• Request: Where a line holds the string "filmi", return that line.

[Records from a data source]
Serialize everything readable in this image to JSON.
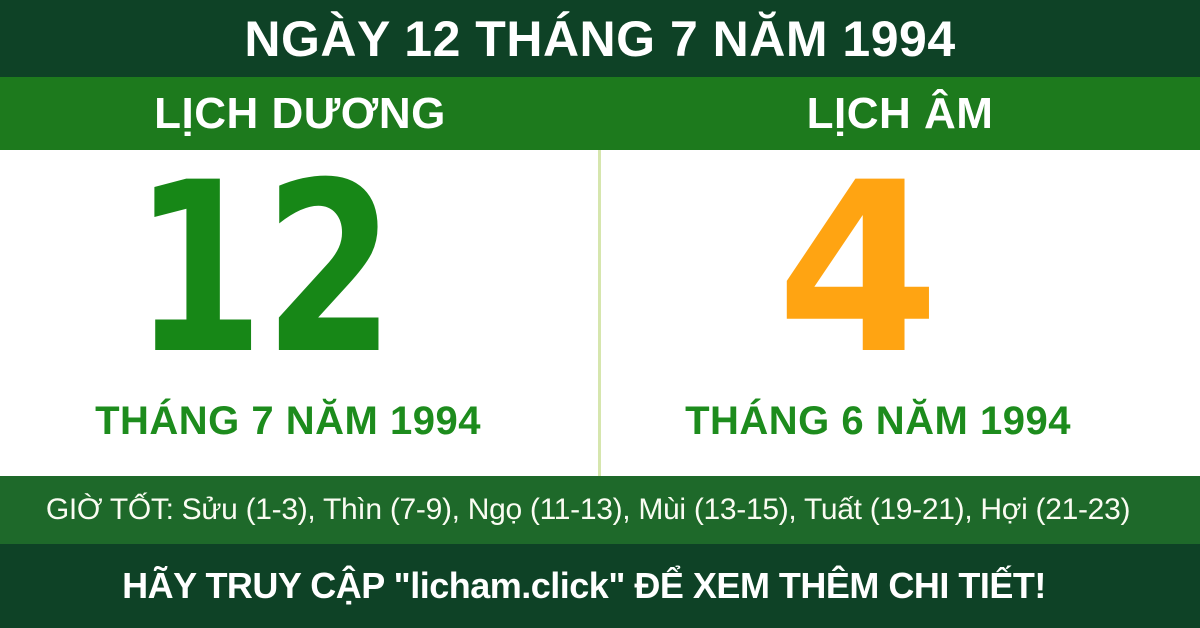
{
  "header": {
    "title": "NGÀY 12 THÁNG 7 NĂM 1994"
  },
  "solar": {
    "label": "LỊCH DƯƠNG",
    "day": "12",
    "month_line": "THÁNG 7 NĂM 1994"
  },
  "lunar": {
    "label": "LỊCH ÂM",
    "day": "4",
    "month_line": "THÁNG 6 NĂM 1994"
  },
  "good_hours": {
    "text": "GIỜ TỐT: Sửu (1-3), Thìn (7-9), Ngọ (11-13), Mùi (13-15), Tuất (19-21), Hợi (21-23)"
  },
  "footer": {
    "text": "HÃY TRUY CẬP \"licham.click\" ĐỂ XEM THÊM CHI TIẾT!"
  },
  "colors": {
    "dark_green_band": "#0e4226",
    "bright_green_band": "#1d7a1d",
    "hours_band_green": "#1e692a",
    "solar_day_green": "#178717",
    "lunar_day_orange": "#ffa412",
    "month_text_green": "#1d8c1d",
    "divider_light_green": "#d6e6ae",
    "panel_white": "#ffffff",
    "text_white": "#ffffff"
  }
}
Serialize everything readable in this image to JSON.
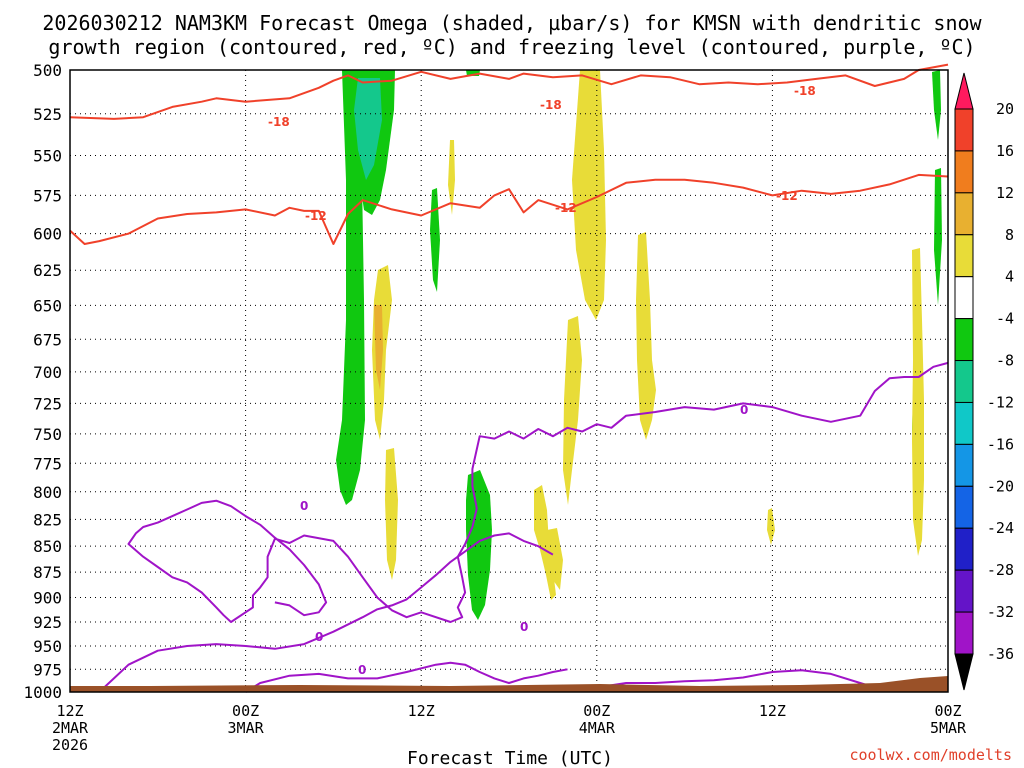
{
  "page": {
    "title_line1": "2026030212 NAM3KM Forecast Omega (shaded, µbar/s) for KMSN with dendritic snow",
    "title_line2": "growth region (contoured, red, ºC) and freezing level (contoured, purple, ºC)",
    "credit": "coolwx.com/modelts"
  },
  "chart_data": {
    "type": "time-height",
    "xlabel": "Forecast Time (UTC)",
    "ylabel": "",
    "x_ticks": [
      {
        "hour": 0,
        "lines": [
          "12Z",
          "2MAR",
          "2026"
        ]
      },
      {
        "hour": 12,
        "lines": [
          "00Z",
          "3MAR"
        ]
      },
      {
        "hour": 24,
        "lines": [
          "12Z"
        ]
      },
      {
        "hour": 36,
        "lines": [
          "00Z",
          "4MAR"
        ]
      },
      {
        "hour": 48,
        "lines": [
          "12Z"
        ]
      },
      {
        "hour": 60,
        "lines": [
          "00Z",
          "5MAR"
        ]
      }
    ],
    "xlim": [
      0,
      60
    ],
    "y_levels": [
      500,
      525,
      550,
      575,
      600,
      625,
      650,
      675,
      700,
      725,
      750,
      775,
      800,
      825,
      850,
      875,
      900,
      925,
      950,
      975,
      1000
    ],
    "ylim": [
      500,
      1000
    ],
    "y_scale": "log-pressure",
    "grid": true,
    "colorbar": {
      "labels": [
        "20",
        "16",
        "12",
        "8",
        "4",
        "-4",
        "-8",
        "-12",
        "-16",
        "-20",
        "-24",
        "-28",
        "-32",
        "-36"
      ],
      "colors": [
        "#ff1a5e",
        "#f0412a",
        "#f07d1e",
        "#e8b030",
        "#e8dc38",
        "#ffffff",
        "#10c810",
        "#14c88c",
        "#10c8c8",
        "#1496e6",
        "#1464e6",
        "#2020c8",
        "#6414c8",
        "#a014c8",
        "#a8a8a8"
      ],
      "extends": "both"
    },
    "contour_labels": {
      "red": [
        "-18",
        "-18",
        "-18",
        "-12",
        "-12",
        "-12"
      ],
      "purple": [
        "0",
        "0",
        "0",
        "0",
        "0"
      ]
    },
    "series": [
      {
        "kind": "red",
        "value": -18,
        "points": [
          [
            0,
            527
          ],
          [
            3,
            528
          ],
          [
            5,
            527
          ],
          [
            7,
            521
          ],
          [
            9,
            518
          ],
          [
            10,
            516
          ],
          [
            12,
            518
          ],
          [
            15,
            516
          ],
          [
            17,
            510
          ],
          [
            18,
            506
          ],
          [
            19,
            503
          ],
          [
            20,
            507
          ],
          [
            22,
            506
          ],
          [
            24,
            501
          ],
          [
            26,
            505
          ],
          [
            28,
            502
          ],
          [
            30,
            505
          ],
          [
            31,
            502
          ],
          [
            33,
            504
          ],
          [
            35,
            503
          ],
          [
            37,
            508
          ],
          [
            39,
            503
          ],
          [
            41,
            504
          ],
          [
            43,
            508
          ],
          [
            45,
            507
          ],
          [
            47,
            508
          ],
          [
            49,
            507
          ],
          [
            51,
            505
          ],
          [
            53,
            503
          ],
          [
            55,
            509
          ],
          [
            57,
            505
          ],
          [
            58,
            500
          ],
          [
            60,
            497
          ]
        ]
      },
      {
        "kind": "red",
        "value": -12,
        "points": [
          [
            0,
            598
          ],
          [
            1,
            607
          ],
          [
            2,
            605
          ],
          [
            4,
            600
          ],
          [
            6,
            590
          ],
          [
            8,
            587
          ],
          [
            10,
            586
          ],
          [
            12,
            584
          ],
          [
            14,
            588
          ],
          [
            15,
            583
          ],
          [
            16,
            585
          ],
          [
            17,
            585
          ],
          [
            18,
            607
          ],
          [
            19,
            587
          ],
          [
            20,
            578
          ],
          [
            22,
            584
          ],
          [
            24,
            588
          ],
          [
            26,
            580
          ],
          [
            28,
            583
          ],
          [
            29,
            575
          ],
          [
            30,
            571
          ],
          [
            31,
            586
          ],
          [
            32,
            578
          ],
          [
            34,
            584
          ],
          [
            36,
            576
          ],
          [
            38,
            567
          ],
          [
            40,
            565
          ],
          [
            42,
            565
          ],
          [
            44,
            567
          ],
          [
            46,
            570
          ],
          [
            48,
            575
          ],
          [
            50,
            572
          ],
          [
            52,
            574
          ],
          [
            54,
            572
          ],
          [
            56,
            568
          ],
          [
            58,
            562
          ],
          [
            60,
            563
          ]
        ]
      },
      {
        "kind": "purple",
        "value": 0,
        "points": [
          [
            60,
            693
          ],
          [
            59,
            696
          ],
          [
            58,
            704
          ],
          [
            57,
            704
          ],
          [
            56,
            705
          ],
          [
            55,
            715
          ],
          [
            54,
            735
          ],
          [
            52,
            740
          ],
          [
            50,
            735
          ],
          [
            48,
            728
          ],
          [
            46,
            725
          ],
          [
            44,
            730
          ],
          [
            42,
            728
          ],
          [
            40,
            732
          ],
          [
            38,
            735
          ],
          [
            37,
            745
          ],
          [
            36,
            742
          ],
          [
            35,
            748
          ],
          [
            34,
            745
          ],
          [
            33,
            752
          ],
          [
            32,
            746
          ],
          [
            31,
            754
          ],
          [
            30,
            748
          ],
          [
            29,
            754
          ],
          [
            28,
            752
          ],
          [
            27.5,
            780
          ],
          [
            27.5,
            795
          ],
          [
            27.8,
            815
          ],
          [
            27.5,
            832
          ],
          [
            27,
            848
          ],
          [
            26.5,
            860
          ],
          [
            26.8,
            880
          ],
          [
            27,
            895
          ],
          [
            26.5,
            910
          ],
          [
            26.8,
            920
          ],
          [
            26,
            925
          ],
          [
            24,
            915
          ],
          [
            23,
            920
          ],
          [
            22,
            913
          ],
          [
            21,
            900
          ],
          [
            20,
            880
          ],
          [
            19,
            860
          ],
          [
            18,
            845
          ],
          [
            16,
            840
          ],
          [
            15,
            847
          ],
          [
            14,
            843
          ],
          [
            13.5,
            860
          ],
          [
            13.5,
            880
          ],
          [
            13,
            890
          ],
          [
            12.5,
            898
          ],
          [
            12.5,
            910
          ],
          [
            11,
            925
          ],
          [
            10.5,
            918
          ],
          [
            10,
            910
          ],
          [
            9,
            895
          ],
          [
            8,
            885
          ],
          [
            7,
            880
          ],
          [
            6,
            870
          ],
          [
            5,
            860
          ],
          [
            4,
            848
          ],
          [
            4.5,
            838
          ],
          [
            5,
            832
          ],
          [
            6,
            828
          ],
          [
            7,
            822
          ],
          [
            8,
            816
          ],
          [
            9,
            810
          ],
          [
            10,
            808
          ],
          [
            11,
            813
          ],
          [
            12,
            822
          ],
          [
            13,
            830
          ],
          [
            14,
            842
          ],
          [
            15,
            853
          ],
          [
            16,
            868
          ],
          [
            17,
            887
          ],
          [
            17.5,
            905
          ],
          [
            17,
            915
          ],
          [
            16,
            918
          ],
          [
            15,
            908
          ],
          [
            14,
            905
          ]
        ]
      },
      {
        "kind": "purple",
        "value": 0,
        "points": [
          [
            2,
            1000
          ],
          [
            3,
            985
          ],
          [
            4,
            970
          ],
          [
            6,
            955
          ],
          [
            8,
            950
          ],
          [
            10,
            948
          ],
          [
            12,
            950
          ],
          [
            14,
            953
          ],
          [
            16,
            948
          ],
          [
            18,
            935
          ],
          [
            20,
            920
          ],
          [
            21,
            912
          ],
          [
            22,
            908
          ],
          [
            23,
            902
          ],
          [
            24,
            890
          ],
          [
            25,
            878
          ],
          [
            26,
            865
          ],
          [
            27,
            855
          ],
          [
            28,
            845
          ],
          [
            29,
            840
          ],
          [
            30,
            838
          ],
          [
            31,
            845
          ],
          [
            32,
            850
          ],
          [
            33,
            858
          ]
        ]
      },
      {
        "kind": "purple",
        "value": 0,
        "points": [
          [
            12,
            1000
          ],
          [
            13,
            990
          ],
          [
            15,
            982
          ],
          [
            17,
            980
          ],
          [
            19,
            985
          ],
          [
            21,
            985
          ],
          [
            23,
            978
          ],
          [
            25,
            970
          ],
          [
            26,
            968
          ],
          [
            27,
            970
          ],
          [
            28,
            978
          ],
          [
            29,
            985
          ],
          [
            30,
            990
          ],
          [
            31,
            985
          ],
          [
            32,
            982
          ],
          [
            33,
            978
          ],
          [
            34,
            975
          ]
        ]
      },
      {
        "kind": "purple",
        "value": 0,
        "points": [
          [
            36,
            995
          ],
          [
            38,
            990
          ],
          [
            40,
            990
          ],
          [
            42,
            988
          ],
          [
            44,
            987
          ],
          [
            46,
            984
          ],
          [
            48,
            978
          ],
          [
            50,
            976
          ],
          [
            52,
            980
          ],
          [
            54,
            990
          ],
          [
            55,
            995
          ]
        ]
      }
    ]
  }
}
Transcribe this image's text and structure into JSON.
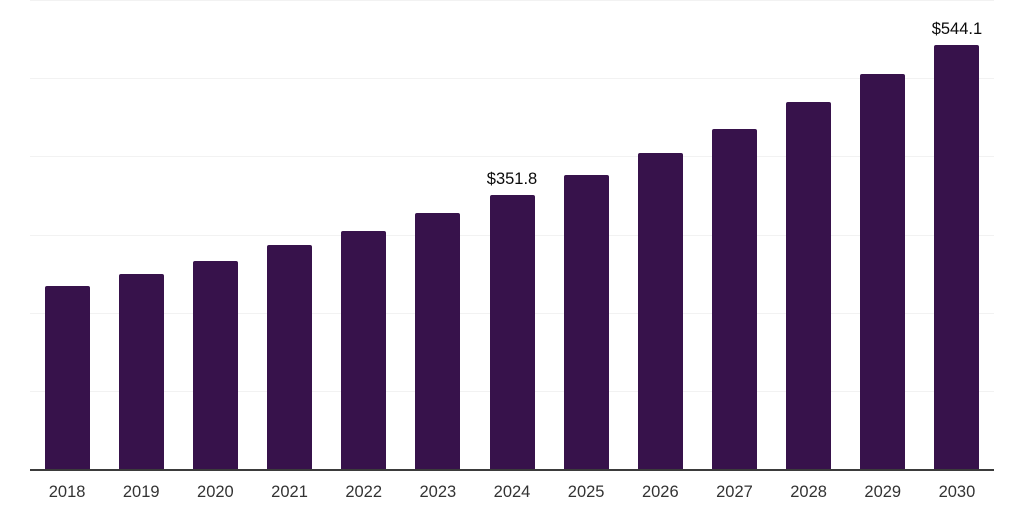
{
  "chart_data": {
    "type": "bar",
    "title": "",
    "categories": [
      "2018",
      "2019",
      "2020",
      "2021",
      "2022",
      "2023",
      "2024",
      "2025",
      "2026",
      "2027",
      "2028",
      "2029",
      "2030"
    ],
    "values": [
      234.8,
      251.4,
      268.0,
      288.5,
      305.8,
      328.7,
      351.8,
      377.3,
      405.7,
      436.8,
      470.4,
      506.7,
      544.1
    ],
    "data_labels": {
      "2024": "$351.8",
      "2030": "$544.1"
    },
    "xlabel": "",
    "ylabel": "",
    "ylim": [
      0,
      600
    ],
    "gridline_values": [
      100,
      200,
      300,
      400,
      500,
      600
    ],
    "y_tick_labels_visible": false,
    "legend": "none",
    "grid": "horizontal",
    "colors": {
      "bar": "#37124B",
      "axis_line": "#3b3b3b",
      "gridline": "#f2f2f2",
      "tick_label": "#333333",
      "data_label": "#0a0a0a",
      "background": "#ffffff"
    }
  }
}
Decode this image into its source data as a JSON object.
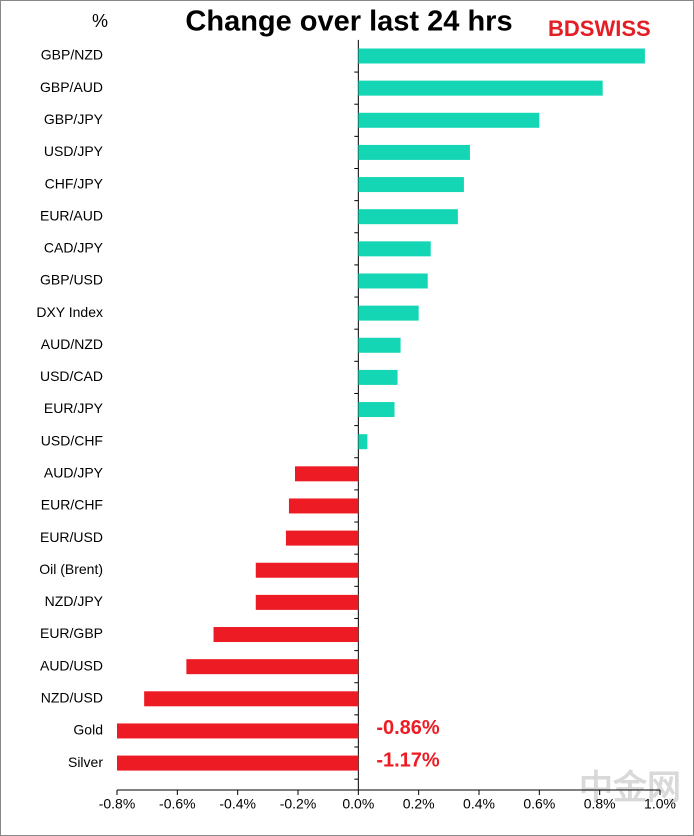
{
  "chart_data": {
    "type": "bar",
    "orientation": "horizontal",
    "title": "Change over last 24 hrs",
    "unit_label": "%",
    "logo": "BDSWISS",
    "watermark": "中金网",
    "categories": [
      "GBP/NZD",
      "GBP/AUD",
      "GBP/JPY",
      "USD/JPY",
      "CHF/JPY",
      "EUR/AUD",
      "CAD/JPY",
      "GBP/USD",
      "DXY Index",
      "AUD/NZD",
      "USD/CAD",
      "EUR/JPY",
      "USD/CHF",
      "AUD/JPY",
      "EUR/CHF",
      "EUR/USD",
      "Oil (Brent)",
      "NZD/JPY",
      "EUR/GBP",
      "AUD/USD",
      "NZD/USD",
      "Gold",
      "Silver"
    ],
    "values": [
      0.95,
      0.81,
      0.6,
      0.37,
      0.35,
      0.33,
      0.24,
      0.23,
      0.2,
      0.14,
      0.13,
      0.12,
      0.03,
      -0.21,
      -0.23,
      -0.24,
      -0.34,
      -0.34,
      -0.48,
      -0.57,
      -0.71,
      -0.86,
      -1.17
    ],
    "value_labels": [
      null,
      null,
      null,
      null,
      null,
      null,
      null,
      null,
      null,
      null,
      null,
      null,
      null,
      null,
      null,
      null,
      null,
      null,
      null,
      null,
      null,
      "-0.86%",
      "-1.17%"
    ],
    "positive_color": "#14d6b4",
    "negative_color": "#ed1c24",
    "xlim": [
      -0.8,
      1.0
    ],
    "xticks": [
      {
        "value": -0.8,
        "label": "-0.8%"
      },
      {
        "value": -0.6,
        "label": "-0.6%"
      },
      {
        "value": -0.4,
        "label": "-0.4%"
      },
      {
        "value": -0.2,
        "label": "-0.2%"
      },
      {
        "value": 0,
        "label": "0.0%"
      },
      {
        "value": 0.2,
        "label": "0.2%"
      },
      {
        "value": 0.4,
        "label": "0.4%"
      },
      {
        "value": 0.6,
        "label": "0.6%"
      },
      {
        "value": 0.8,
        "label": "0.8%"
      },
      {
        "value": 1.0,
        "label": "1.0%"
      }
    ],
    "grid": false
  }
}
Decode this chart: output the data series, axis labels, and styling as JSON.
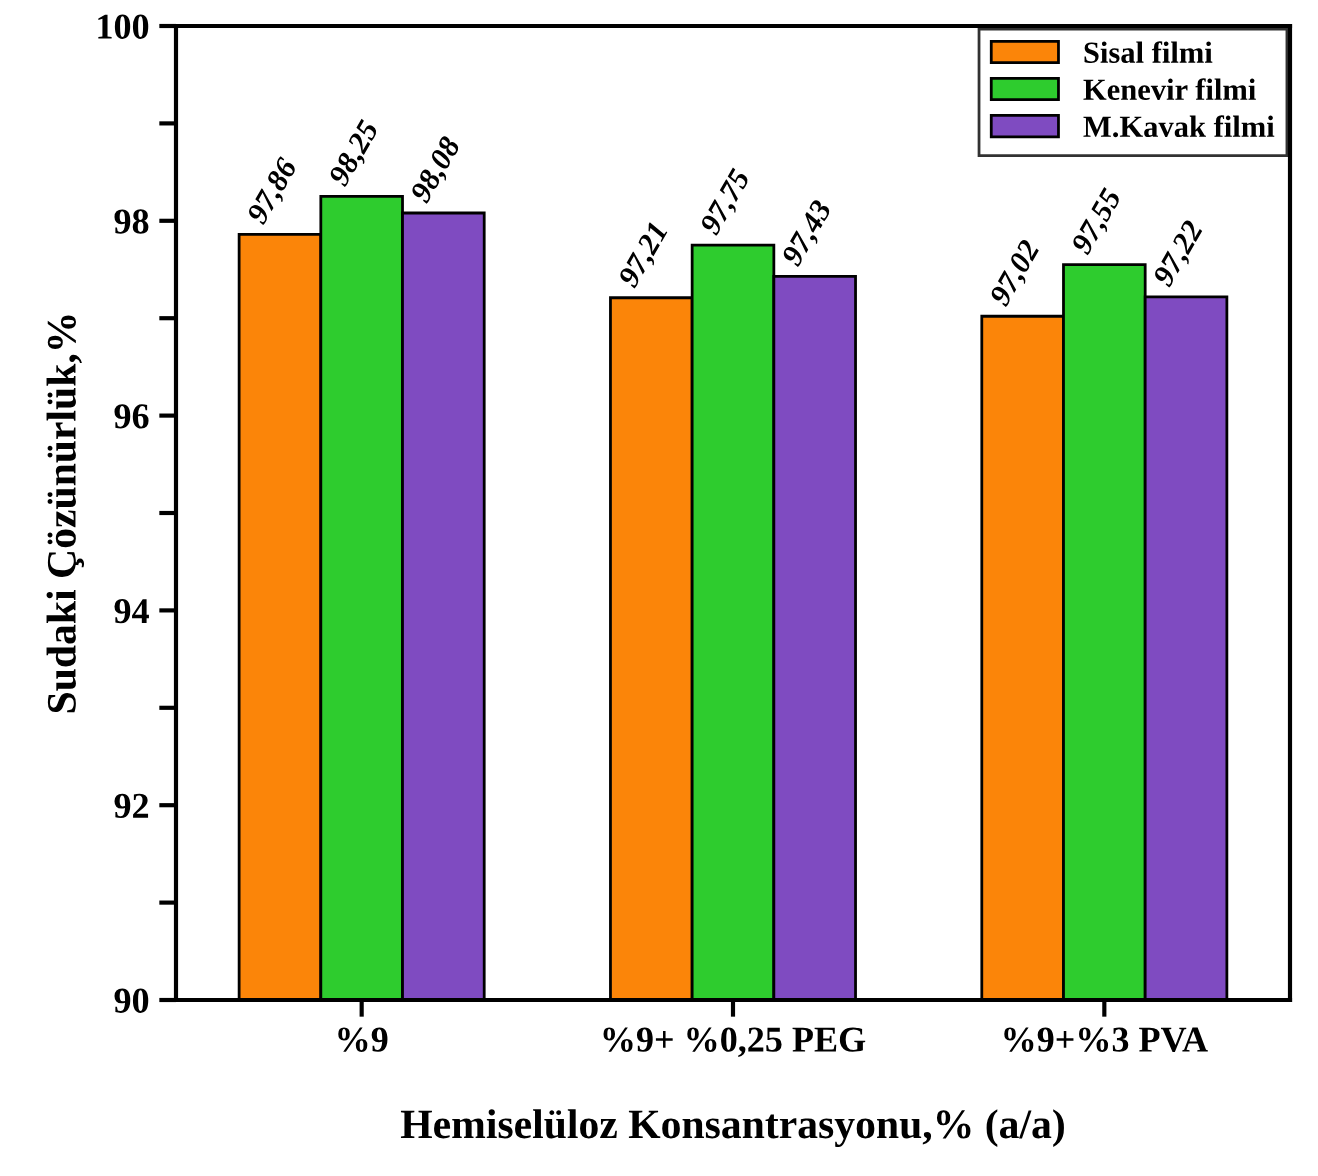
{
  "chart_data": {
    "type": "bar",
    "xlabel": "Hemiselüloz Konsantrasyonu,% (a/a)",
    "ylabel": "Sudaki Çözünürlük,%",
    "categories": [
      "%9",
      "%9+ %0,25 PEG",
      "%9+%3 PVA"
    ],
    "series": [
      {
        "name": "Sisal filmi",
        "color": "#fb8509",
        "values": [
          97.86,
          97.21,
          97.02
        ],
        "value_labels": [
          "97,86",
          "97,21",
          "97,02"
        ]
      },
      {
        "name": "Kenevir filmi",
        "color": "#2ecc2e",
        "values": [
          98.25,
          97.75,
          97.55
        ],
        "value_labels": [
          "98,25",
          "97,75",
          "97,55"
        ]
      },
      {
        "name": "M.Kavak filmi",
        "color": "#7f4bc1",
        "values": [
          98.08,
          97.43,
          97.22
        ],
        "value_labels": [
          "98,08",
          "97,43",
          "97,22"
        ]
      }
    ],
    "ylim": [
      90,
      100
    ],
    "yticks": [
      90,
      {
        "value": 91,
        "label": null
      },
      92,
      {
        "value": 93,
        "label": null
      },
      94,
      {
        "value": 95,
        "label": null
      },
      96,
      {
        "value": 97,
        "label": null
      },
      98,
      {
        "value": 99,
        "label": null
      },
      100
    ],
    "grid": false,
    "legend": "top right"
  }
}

• Expected answer:
        "name": "Sisal filmi",
        "name": "Kenevir filmi",
        "name": "M.Kavak filmi",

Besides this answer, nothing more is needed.